#### THE REQUEST
Starting with the line that includes "Transcribe the text in this document.", write out every remaining line of the records below exactly as it appears, leaving out any images.

#### EXTRACTED INFORMATION

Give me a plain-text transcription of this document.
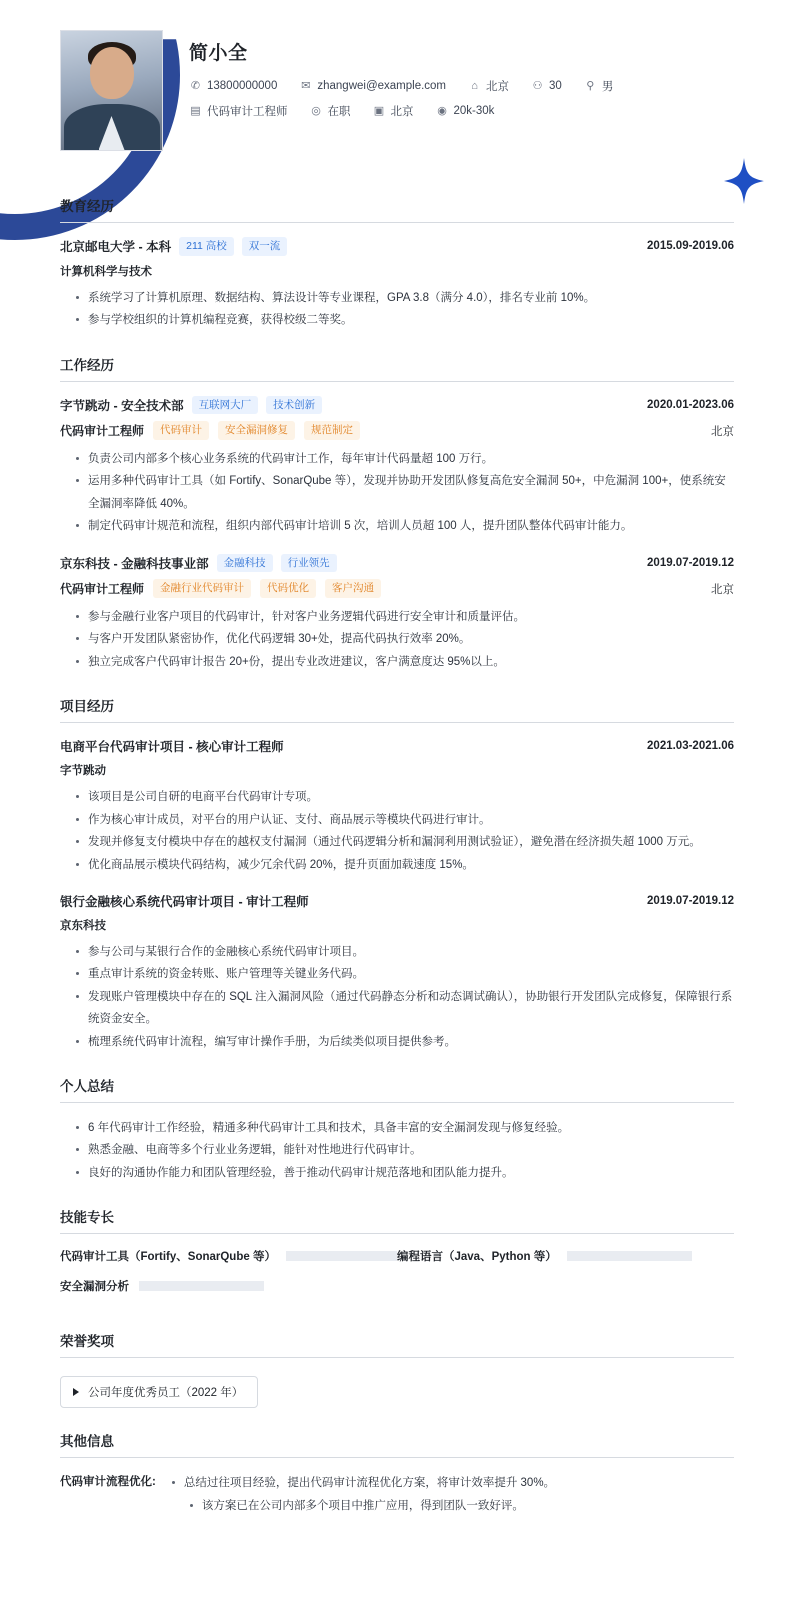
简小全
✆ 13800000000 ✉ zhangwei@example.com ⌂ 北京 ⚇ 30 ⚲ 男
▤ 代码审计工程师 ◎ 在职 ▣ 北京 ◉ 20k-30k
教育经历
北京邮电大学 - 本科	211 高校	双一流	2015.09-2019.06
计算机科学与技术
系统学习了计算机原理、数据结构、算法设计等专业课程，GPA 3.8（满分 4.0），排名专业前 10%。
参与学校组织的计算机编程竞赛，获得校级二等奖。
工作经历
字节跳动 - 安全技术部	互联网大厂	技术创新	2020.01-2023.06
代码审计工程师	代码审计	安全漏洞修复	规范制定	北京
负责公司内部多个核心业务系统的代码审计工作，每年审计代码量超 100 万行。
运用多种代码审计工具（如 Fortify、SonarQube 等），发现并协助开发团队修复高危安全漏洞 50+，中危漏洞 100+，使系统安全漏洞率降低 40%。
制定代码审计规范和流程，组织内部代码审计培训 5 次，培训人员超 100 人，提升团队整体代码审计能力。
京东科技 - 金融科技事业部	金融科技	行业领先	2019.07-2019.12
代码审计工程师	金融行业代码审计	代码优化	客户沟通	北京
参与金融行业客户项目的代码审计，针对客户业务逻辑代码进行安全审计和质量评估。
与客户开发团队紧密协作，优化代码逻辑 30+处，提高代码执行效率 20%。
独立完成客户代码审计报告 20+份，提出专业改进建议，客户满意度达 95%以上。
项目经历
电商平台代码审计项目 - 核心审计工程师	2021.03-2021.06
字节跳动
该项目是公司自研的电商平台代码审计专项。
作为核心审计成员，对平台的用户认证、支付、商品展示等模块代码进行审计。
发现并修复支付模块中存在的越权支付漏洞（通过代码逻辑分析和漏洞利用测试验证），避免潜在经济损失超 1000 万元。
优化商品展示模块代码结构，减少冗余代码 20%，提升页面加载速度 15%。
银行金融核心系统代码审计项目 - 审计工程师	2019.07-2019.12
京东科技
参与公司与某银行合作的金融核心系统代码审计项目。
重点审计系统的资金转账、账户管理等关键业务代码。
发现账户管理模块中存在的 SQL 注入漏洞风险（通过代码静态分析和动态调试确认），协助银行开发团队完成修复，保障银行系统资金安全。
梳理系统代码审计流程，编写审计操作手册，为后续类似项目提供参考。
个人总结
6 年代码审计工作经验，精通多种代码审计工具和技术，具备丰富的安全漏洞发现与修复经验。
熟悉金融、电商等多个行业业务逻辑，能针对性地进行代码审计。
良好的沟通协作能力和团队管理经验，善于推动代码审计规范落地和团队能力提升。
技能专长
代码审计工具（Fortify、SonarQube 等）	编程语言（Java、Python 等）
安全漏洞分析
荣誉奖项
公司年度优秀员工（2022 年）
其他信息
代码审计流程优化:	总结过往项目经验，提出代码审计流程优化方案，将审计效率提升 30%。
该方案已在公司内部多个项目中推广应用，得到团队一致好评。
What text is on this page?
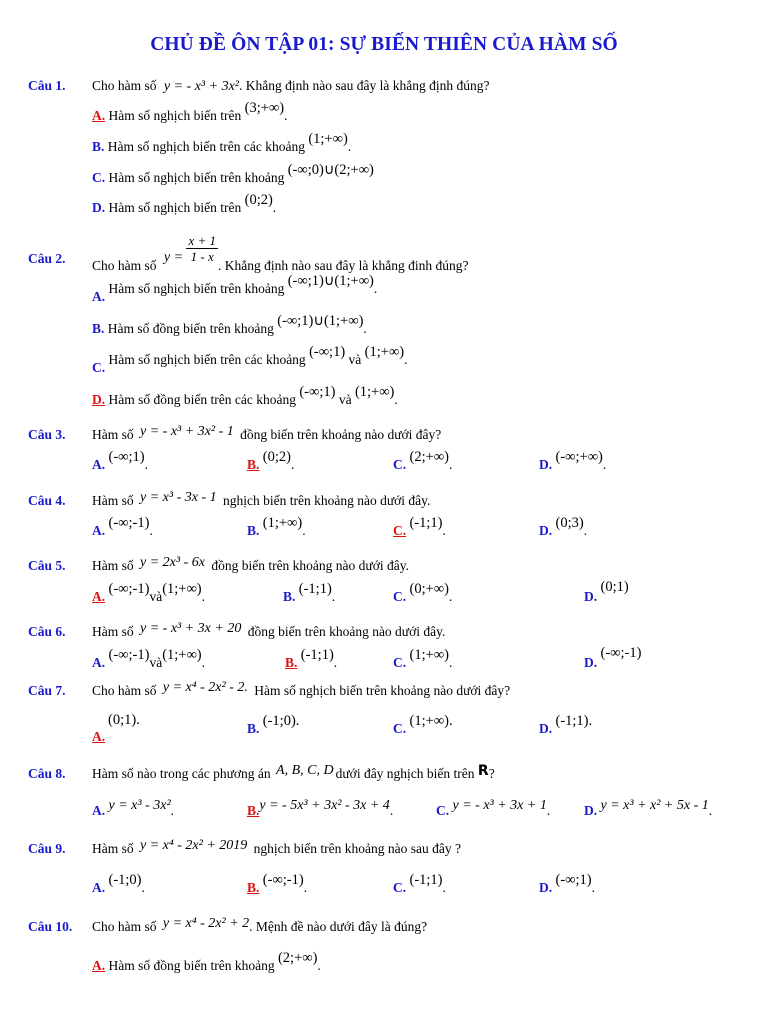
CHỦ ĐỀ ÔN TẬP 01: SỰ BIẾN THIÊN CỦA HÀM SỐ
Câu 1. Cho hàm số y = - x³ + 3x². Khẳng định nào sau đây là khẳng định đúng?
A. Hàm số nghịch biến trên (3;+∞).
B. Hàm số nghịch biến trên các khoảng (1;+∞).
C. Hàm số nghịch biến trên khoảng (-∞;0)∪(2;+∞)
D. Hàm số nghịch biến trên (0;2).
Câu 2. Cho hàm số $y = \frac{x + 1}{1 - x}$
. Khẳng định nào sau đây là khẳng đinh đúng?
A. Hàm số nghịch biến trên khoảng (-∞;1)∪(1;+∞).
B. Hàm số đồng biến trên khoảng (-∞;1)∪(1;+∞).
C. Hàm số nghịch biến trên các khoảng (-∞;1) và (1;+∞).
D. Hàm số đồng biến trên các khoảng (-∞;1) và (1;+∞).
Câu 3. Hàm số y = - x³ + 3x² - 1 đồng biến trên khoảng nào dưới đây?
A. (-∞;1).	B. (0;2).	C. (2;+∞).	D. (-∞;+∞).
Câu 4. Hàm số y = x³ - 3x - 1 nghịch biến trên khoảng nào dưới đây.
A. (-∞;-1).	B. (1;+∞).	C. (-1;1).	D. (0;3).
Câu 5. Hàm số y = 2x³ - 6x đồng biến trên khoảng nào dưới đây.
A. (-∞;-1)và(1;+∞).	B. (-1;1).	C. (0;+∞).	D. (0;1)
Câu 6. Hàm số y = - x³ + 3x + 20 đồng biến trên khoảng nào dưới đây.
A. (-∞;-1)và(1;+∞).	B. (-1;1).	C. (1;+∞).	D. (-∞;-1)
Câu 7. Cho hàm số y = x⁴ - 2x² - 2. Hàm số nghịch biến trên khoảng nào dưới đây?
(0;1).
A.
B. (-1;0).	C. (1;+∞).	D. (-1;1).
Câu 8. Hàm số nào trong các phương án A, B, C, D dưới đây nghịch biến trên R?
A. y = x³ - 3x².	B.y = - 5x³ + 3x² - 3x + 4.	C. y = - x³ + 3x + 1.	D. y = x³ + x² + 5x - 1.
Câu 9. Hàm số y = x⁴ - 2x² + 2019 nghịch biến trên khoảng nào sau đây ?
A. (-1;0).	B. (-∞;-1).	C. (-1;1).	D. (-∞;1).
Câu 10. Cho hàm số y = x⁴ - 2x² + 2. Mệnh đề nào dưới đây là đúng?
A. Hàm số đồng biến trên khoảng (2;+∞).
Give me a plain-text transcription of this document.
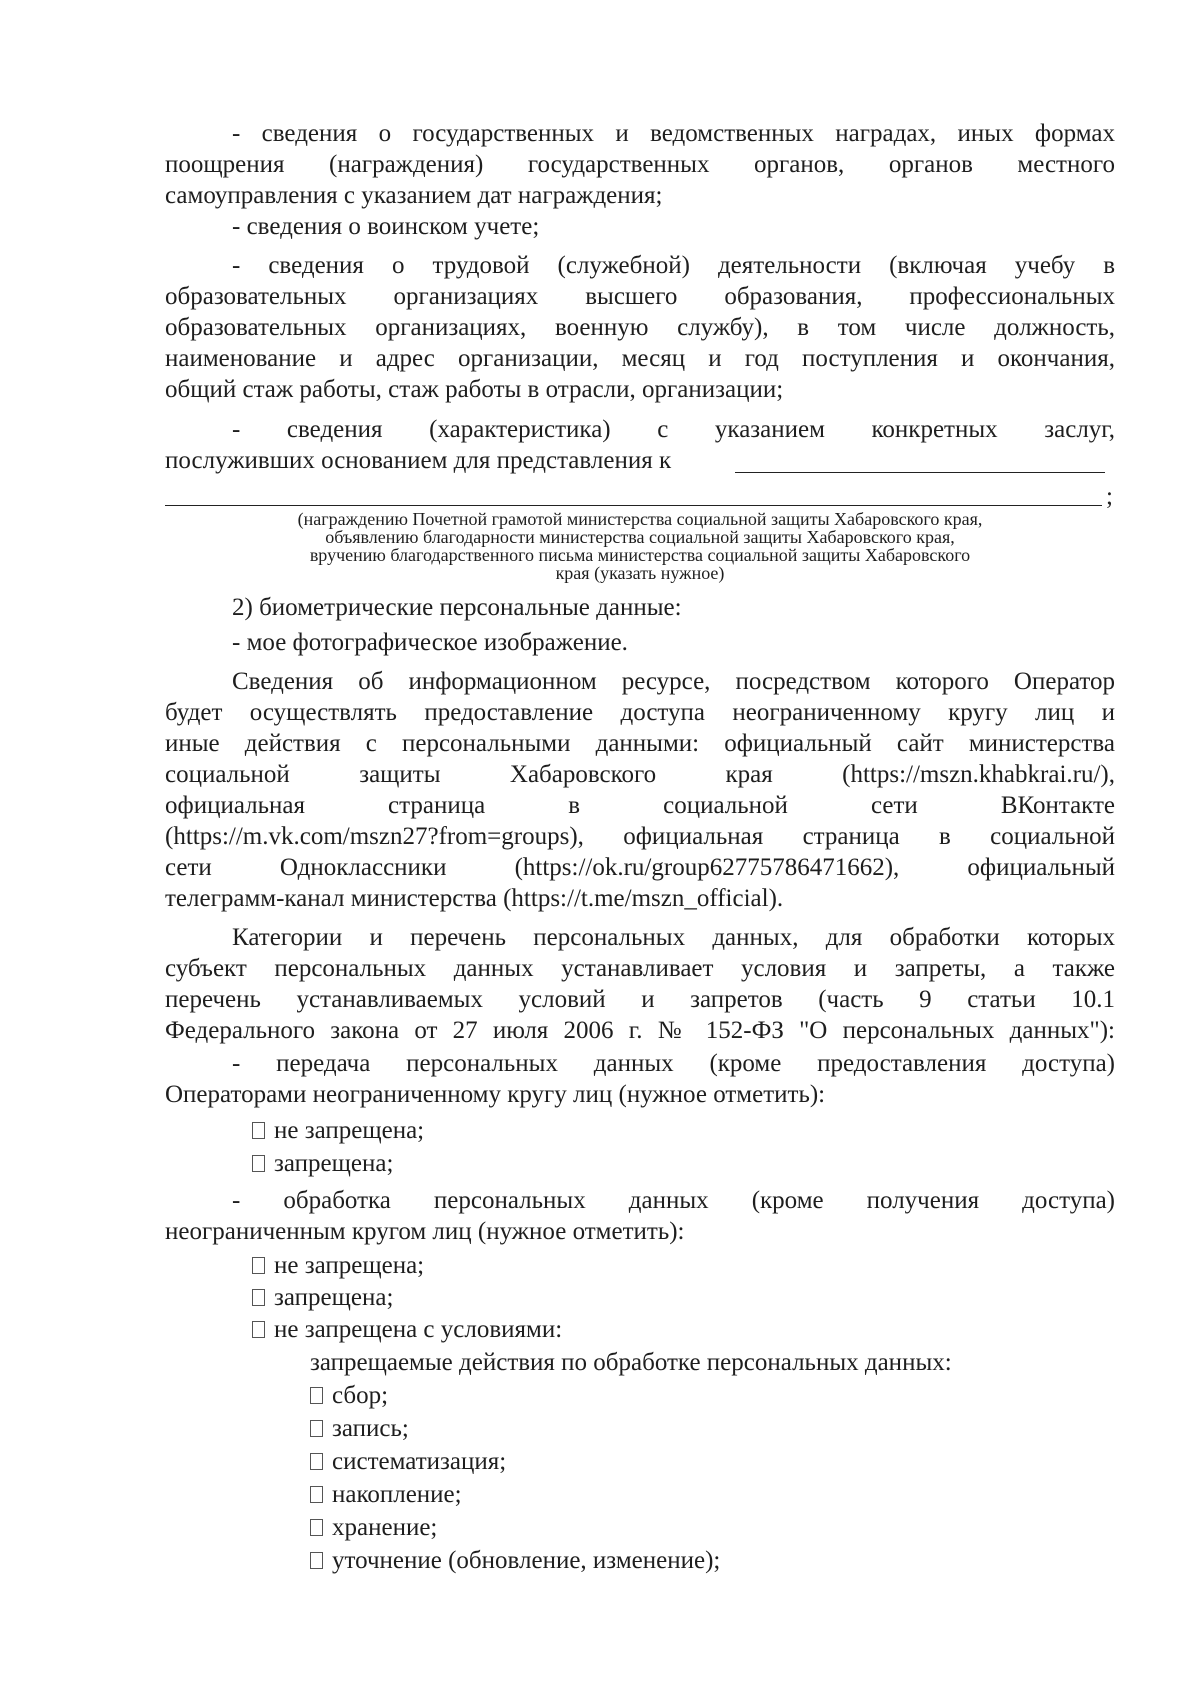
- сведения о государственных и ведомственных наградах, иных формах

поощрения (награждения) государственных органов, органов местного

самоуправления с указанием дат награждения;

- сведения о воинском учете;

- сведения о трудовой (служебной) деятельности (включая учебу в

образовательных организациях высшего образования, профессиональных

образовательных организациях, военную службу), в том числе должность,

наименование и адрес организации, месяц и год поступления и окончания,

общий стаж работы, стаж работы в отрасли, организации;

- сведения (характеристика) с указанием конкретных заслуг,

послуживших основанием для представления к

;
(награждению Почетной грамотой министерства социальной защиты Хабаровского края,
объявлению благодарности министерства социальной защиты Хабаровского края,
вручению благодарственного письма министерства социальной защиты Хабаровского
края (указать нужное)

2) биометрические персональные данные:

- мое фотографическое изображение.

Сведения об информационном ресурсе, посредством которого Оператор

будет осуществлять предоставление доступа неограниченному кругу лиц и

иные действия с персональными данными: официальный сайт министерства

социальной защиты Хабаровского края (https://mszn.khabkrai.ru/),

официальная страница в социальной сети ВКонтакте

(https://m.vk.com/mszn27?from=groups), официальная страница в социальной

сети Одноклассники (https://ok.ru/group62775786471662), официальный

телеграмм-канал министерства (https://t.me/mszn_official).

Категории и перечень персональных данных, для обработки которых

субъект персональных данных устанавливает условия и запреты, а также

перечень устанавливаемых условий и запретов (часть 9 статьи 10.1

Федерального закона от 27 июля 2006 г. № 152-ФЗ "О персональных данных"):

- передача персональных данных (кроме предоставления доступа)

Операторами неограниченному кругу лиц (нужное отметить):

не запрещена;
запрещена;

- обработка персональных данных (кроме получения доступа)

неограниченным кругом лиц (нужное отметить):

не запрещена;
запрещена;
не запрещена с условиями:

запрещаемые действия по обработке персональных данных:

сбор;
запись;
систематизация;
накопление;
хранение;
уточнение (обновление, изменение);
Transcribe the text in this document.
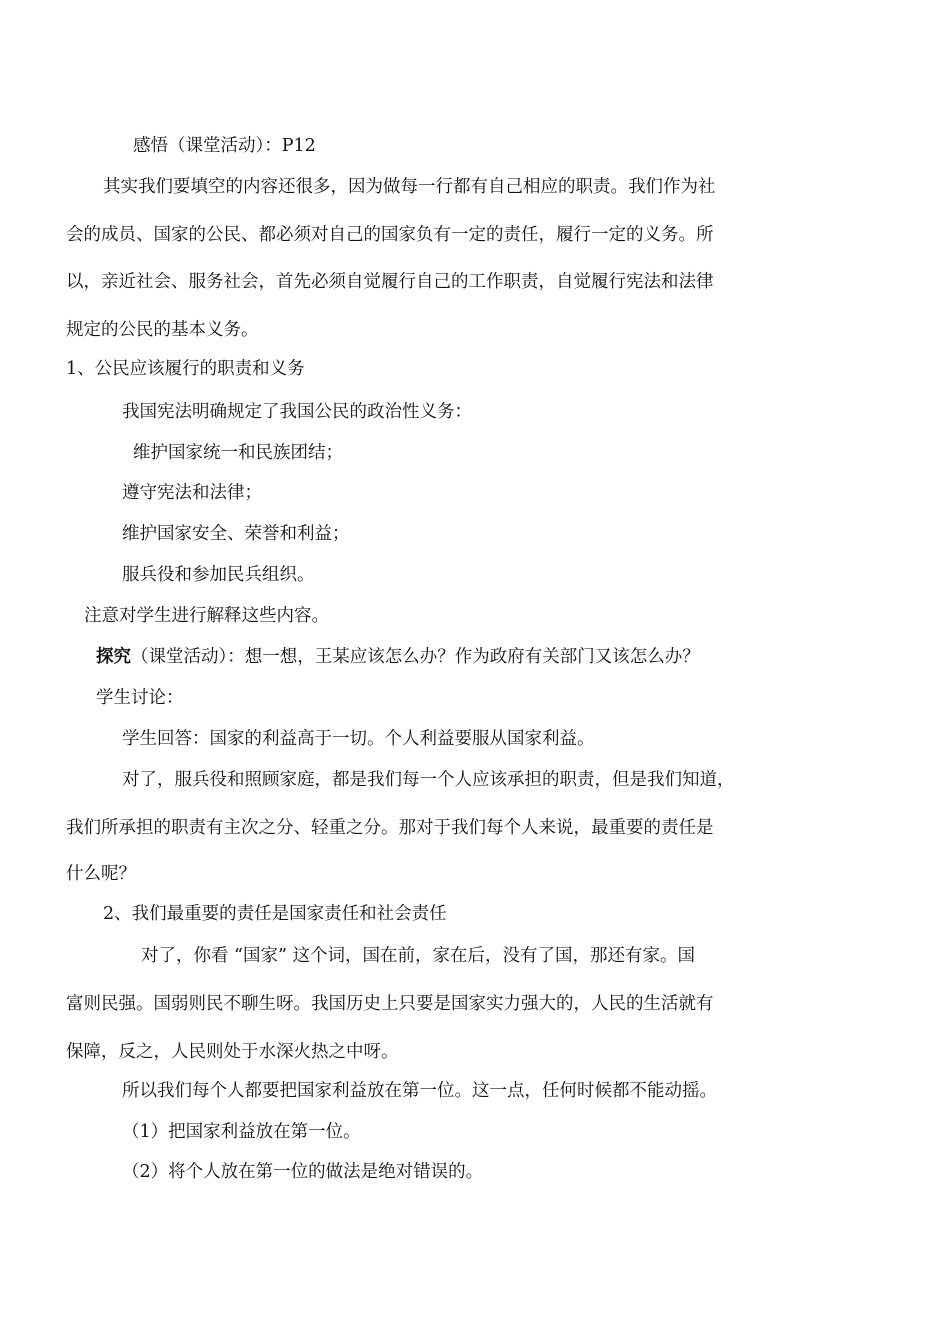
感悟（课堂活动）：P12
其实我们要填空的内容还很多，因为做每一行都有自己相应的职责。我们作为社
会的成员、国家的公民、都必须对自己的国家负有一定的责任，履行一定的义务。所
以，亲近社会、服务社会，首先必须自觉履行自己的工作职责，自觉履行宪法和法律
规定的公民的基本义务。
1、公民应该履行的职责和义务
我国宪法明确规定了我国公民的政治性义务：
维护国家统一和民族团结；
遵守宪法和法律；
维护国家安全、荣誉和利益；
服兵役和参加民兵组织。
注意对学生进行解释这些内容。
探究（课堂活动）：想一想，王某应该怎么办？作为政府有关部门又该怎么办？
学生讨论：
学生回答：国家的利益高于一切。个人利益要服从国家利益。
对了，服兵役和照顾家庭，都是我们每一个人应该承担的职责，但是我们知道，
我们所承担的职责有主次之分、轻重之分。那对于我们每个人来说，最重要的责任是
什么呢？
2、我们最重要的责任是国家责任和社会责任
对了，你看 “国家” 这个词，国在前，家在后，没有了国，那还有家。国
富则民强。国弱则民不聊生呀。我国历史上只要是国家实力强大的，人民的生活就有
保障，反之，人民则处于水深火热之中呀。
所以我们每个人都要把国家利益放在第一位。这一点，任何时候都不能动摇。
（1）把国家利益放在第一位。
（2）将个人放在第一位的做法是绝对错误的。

#### COMPLETE RESPONSE
Transcribe the text in this document.
感悟（课堂活动）：P12
其实我们要填空的内容还很多，因为做每一行都有自己相应的职责。我们作为社
会的成员、国家的公民、都必须对自己的国家负有一定的责任，履行一定的义务。所
以，亲近社会、服务社会，首先必须自觉履行自己的工作职责，自觉履行宪法和法律
规定的公民的基本义务。
1、公民应该履行的职责和义务
我国宪法明确规定了我国公民的政治性义务：
维护国家统一和民族团结；
遵守宪法和法律；
维护国家安全、荣誉和利益；
服兵役和参加民兵组织。
注意对学生进行解释这些内容。
探究（课堂活动）：想一想，王某应该怎么办？作为政府有关部门又该怎么办？
学生讨论：
学生回答：国家的利益高于一切。个人利益要服从国家利益。
对了，服兵役和照顾家庭，都是我们每一个人应该承担的职责，但是我们知道，
我们所承担的职责有主次之分、轻重之分。那对于我们每个人来说，最重要的责任是
什么呢？
2、我们最重要的责任是国家责任和社会责任
对了，你看 “国家” 这个词，国在前，家在后，没有了国，那还有家。国
富则民强。国弱则民不聊生呀。我国历史上只要是国家实力强大的，人民的生活就有
保障，反之，人民则处于水深火热之中呀。
所以我们每个人都要把国家利益放在第一位。这一点，任何时候都不能动摇。
（1）把国家利益放在第一位。
（2）将个人放在第一位的做法是绝对错误的。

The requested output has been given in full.